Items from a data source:
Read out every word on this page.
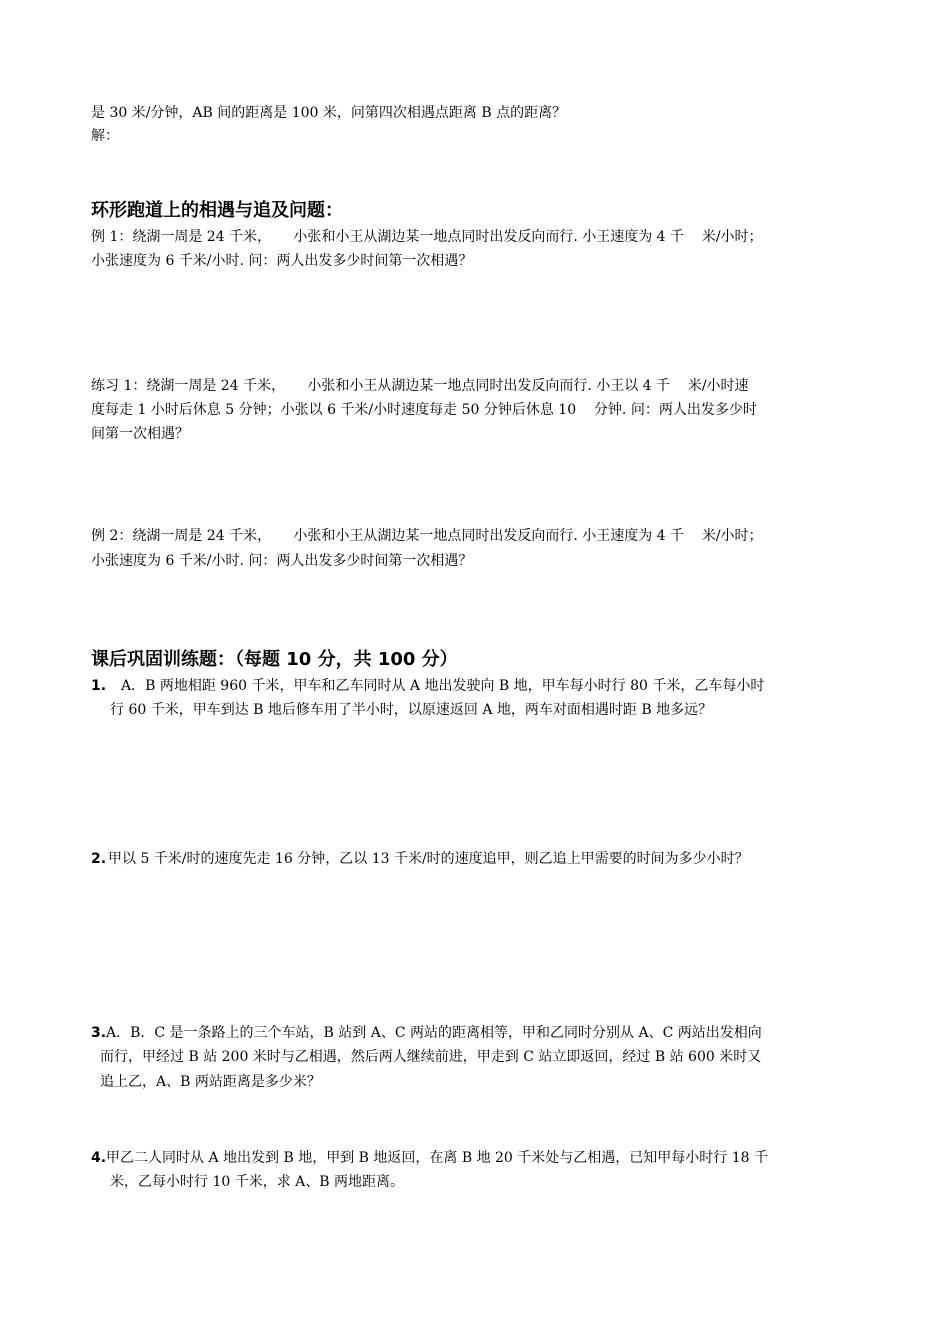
是 30 米/分钟，AB 间的距离是 100 米，问第四次相遇点距离 B 点的距离？
解：
环形跑道上的相遇与追及问题：
例 1：绕湖一周是 24 千米，     小张和小王从湖边某一地点同时出发反向而行. 小王速度为 4 千    米/小时；
小张速度为 6 千米/小时. 问：两人出发多少时间第一次相遇？
练习 1：绕湖一周是 24 千米，     小张和小王从湖边某一地点同时出发反向而行. 小王以 4 千    米/小时速
度每走 1 小时后休息 5 分钟；小张以 6 千米/小时速度每走 50 分钟后休息 10    分钟. 问：两人出发多少时
间第一次相遇？
例 2：绕湖一周是 24 千米，     小张和小王从湖边某一地点同时出发反向而行. 小王速度为 4 千    米/小时；
小张速度为 6 千米/小时. 问：两人出发多少时间第一次相遇？
课后巩固训练题：（每题 10 分，共 100 分）
1. A．B 两地相距 960 千米，甲车和乙车同时从 A 地出发驶向 B 地，甲车每小时行 80 千米，乙车每小时
行 60 千米，甲车到达 B 地后修车用了半小时，以原速返回 A 地，两车对面相遇时距 B 地多远？
2. 甲以 5 千米/时的速度先走 16 分钟，乙以 13 千米/时的速度追甲，则乙追上甲需要的时间为多少小时？
3. A．B．C 是一条路上的三个车站，B 站到 A、C 两站的距离相等，甲和乙同时分别从 A、C 两站出发相向
而行，甲经过 B 站 200 米时与乙相遇，然后两人继续前进，甲走到 C 站立即返回，经过 B 站 600 米时又
追上乙，A、B 两站距离是多少米？
4. 甲乙二人同时从 A 地出发到 B 地，甲到 B 地返回，在离 B 地 20 千米处与乙相遇，已知甲每小时行 18 千
米，乙每小时行 10 千米，求 A、B 两地距离。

Job: Find each line that has the word "绕湖一周是", then copy it out.

Full solution:
例 1：绕湖一周是 24 千米，     小张和小王从湖边某一地点同时出发反向而行. 小王速度为 4 千    米/小时；
练习 1：绕湖一周是 24 千米，     小张和小王从湖边某一地点同时出发反向而行. 小王以 4 千    米/小时速
例 2：绕湖一周是 24 千米，     小张和小王从湖边某一地点同时出发反向而行. 小王速度为 4 千    米/小时；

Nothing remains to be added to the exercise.